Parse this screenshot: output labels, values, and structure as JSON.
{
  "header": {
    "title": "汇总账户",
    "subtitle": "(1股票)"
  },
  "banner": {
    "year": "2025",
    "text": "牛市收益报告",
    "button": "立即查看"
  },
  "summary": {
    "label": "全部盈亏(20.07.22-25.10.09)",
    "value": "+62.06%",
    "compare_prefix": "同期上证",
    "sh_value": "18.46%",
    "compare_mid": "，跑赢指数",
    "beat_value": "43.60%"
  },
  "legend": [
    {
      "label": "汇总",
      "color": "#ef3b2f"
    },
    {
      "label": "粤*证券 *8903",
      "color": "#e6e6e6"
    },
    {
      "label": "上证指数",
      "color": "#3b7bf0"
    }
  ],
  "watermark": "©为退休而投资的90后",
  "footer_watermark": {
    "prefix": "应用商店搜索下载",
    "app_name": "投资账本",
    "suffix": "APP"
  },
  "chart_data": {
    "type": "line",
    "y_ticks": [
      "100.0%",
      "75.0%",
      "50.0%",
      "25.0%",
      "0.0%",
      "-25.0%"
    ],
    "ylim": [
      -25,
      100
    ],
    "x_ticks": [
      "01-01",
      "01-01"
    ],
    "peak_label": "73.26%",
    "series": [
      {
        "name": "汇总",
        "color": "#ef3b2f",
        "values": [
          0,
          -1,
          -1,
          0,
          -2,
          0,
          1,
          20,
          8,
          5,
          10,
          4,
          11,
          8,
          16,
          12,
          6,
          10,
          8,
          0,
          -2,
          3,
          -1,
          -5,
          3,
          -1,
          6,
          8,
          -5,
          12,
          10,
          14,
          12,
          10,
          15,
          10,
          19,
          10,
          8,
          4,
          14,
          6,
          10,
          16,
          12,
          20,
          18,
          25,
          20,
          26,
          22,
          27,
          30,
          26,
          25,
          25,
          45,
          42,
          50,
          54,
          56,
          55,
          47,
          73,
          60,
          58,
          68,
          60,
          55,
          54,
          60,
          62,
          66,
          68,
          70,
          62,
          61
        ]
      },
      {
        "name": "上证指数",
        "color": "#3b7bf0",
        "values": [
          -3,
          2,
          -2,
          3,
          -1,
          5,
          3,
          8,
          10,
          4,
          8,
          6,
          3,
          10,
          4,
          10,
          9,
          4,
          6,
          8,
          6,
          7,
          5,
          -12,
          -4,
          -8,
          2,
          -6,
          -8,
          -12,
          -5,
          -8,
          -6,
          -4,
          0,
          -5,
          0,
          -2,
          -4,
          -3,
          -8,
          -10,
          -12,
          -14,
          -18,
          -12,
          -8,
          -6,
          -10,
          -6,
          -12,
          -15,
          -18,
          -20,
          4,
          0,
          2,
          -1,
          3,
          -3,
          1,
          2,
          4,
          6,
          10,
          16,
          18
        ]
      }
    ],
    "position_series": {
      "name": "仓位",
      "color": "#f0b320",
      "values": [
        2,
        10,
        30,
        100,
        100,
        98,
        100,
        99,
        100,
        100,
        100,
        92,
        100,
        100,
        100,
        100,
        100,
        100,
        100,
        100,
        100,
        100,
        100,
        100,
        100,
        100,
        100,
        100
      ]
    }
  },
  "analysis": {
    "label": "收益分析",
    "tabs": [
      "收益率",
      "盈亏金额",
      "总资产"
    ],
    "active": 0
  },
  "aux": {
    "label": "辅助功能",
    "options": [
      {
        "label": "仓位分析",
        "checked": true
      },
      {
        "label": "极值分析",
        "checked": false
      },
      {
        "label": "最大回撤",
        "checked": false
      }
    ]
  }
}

Task statement
All records above must be set down exactly, please.

Task answer
Parse this screenshot: output labels, values, and structure as JSON.
{
  "header": {
    "title": "汇总账户",
    "subtitle": "(1股票)"
  },
  "banner": {
    "year": "2025",
    "text": "牛市收益报告",
    "button": "立即查看"
  },
  "summary": {
    "label": "全部盈亏(20.07.22-25.10.09)",
    "value": "+62.06%",
    "compare_prefix": "同期上证",
    "sh_value": "18.46%",
    "compare_mid": "，跑赢指数",
    "beat_value": "43.60%"
  },
  "legend": [
    {
      "label": "汇总",
      "color": "#ef3b2f"
    },
    {
      "label": "粤*证券 *8903",
      "color": "#e6e6e6"
    },
    {
      "label": "上证指数",
      "color": "#3b7bf0"
    }
  ],
  "watermark": "©为退休而投资的90后",
  "footer_watermark": {
    "prefix": "应用商店搜索下载",
    "app_name": "投资账本",
    "suffix": "APP"
  },
  "chart_data": {
    "type": "line",
    "y_ticks": [
      "100.0%",
      "75.0%",
      "50.0%",
      "25.0%",
      "0.0%",
      "-25.0%"
    ],
    "ylim": [
      -25,
      100
    ],
    "x_ticks": [
      "01-01",
      "01-01"
    ],
    "peak_label": "73.26%",
    "series": [
      {
        "name": "汇总",
        "color": "#ef3b2f",
        "values": [
          0,
          -1,
          -1,
          0,
          -2,
          0,
          1,
          20,
          8,
          5,
          10,
          4,
          11,
          8,
          16,
          12,
          6,
          10,
          8,
          0,
          -2,
          3,
          -1,
          -5,
          3,
          -1,
          6,
          8,
          -5,
          12,
          10,
          14,
          12,
          10,
          15,
          10,
          19,
          10,
          8,
          4,
          14,
          6,
          10,
          16,
          12,
          20,
          18,
          25,
          20,
          26,
          22,
          27,
          30,
          26,
          25,
          25,
          45,
          42,
          50,
          54,
          56,
          55,
          47,
          73,
          60,
          58,
          68,
          60,
          55,
          54,
          60,
          62,
          66,
          68,
          70,
          62,
          61
        ]
      },
      {
        "name": "上证指数",
        "color": "#3b7bf0",
        "values": [
          -3,
          2,
          -2,
          3,
          -1,
          5,
          3,
          8,
          10,
          4,
          8,
          6,
          3,
          10,
          4,
          10,
          9,
          4,
          6,
          8,
          6,
          7,
          5,
          -12,
          -4,
          -8,
          2,
          -6,
          -8,
          -12,
          -5,
          -8,
          -6,
          -4,
          0,
          -5,
          0,
          -2,
          -4,
          -3,
          -8,
          -10,
          -12,
          -14,
          -18,
          -12,
          -8,
          -6,
          -10,
          -6,
          -12,
          -15,
          -18,
          -20,
          4,
          0,
          2,
          -1,
          3,
          -3,
          1,
          2,
          4,
          6,
          10,
          16,
          18
        ]
      }
    ],
    "position_series": {
      "name": "仓位",
      "color": "#f0b320",
      "values": [
        2,
        10,
        30,
        100,
        100,
        98,
        100,
        99,
        100,
        100,
        100,
        92,
        100,
        100,
        100,
        100,
        100,
        100,
        100,
        100,
        100,
        100,
        100,
        100,
        100,
        100,
        100,
        100
      ]
    }
  },
  "analysis": {
    "label": "收益分析",
    "tabs": [
      "收益率",
      "盈亏金额",
      "总资产"
    ],
    "active": 0
  },
  "aux": {
    "label": "辅助功能",
    "options": [
      {
        "label": "仓位分析",
        "checked": true
      },
      {
        "label": "极值分析",
        "checked": false
      },
      {
        "label": "最大回撤",
        "checked": false
      }
    ]
  }
}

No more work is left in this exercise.